### Task statement
Go through the entries below and collect each line with the string "النفس" in it.

================================

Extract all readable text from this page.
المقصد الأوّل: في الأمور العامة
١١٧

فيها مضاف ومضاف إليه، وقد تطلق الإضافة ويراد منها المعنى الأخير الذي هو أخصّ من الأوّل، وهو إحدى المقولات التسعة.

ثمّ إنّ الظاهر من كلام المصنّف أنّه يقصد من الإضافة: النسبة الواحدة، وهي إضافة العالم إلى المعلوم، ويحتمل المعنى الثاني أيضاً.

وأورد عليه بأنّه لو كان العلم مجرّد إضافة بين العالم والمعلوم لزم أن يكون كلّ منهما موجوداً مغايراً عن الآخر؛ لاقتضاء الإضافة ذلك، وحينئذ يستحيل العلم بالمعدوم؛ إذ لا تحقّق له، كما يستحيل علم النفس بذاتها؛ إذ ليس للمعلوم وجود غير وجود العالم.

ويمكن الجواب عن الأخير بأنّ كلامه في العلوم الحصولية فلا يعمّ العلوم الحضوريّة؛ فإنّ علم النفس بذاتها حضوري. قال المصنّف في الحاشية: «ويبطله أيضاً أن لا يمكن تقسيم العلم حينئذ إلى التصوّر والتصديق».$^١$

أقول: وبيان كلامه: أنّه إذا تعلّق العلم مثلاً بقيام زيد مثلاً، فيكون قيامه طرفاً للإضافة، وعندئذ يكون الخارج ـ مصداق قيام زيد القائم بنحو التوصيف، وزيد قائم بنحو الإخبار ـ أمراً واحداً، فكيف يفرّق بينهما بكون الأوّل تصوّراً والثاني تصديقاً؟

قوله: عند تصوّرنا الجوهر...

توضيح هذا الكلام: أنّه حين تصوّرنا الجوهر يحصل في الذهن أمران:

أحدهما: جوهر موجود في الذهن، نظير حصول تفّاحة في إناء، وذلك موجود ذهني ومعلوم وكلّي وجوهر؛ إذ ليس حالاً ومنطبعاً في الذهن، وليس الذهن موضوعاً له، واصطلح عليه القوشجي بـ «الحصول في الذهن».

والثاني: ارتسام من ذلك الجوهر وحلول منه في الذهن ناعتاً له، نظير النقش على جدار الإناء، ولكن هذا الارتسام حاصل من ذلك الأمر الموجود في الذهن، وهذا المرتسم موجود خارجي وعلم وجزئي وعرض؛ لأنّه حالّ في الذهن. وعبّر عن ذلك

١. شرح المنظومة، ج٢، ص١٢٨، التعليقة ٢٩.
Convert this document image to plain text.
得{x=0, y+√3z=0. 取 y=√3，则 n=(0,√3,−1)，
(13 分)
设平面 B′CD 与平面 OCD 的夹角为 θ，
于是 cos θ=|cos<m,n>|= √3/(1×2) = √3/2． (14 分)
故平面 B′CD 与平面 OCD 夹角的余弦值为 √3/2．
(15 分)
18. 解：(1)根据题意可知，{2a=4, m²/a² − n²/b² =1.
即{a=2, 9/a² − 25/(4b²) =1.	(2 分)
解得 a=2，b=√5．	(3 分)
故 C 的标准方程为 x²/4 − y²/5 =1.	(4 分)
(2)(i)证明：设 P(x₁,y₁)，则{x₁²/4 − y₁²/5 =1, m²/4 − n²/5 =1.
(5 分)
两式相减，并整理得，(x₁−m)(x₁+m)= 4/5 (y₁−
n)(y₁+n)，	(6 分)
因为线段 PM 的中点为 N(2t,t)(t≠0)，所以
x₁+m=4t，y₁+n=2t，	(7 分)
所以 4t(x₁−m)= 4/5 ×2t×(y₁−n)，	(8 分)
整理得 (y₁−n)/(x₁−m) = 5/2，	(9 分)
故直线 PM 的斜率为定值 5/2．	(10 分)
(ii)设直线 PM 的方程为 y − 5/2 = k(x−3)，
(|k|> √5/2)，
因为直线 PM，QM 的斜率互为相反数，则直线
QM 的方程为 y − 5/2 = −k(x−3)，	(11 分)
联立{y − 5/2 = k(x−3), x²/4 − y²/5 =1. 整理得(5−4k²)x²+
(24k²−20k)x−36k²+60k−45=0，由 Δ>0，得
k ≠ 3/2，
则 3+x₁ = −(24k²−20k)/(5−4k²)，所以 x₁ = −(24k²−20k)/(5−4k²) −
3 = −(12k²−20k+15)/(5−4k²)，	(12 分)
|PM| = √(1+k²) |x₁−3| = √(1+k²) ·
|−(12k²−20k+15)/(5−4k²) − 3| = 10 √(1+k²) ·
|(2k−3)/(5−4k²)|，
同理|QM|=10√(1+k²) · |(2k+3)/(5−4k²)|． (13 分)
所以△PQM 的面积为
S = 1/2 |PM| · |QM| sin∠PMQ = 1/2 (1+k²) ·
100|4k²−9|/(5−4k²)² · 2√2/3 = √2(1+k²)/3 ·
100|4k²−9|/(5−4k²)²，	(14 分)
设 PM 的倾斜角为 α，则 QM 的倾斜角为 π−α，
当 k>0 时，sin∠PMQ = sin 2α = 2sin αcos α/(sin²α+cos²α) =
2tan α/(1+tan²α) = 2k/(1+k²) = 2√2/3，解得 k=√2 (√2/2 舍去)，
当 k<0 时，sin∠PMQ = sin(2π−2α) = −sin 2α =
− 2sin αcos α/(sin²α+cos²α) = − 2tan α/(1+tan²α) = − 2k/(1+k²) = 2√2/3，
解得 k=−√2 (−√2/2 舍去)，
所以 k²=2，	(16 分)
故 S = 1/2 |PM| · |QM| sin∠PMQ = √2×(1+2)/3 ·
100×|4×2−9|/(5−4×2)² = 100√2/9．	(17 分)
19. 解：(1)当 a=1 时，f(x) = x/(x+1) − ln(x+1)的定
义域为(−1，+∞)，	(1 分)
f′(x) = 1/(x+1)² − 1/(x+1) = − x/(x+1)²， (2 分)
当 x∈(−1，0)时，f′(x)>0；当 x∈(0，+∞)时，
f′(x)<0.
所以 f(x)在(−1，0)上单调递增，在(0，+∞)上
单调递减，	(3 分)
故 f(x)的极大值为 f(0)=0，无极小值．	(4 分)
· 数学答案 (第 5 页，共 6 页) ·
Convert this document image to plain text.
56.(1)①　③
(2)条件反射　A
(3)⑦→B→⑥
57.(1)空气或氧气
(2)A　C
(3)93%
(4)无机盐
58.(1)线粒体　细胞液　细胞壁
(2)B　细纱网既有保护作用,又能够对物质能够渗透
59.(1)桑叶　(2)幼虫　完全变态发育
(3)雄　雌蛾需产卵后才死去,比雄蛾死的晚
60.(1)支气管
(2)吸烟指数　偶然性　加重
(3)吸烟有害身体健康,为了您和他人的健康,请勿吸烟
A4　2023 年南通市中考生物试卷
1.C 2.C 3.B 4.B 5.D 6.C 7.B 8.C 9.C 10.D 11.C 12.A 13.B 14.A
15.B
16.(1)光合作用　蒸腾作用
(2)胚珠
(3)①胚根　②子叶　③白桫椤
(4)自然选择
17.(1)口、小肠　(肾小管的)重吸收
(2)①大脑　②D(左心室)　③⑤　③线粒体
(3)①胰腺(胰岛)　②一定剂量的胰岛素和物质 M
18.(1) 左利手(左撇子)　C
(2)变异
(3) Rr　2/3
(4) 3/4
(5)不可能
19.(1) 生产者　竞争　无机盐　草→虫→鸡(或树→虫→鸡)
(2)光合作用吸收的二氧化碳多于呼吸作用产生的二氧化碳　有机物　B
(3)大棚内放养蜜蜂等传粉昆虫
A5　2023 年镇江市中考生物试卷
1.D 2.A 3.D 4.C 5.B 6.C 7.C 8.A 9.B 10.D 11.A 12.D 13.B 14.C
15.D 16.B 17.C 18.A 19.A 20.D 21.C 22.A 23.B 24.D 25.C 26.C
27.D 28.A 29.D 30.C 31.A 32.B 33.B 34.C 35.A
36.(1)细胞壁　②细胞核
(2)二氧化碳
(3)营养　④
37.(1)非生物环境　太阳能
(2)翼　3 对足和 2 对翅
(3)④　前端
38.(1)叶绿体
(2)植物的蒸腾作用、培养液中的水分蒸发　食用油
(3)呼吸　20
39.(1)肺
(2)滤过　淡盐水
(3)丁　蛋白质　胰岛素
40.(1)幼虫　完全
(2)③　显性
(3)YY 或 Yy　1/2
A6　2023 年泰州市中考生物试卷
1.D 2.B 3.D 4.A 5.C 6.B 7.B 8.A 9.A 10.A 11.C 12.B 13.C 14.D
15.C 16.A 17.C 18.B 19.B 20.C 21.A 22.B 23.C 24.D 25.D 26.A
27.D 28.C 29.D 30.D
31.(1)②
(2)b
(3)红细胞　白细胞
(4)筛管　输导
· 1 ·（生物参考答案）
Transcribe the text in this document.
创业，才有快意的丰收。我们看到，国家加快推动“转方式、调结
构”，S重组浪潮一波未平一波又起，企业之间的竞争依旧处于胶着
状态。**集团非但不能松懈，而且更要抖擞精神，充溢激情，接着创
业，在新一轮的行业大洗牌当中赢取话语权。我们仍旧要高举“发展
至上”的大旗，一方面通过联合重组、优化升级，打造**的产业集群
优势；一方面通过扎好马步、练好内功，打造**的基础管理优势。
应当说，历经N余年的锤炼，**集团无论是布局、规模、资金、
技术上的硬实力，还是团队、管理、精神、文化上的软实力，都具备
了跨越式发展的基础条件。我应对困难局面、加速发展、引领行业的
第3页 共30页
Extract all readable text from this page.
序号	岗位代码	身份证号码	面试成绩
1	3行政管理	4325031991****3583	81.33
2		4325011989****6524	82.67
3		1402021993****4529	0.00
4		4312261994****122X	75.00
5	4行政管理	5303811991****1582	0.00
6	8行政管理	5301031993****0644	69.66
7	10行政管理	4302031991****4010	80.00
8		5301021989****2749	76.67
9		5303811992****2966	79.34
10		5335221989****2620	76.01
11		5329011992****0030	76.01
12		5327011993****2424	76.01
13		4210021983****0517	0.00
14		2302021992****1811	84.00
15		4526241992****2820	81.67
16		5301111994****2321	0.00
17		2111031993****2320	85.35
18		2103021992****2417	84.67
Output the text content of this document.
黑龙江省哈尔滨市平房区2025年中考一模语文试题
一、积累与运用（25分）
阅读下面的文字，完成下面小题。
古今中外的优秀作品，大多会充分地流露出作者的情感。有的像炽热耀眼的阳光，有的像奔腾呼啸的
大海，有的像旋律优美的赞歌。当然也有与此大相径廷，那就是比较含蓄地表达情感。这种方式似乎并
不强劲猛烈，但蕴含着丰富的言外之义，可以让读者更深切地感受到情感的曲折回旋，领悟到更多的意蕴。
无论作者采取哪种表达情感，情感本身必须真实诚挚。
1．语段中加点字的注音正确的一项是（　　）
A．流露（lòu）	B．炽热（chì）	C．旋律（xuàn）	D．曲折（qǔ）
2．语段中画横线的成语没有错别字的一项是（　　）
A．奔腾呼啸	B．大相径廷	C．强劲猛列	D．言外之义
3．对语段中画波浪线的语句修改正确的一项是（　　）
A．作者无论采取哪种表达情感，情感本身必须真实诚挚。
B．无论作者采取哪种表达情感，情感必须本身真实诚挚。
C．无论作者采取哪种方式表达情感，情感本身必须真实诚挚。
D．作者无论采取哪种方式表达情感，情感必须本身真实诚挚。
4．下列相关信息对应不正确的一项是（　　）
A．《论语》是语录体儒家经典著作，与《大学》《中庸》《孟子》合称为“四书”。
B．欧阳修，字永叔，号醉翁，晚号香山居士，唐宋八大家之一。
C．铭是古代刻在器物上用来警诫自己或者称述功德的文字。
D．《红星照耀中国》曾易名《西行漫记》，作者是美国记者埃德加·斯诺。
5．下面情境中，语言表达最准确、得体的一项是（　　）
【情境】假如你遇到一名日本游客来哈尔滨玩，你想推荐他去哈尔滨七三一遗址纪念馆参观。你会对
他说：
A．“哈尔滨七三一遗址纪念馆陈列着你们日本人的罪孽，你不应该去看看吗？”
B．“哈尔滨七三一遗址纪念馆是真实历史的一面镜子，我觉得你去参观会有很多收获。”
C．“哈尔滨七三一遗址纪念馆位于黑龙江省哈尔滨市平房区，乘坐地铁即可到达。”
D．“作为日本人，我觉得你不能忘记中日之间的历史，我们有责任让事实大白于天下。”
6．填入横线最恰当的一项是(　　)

================================

### Written solution
وأورد عليه بأنّه لو كان العلم مجرّد إضافة بين العالم والمعلوم لزم أن يكون كلّ منهما موجوداً مغايراً عن الآخر؛ لاقتضاء الإضافة ذلك، وحينئذ يستحيل العلم بالمعدوم؛ إذ لا تحقّق له، كما يستحيل علم النفس بذاتها؛ إذ ليس للمعلوم وجود غير وجود العالم.
ويمكن الجواب عن الأخير بأنّ كلامه في العلوم الحصولية فلا يعمّ العلوم الحضوريّة؛ فإنّ علم النفس بذاتها حضوري. قال المصنّف في الحاشية: «ويبطله أيضاً أن لا يمكن تقسيم العلم حينئذ إلى التصوّر والتصديق».$^١$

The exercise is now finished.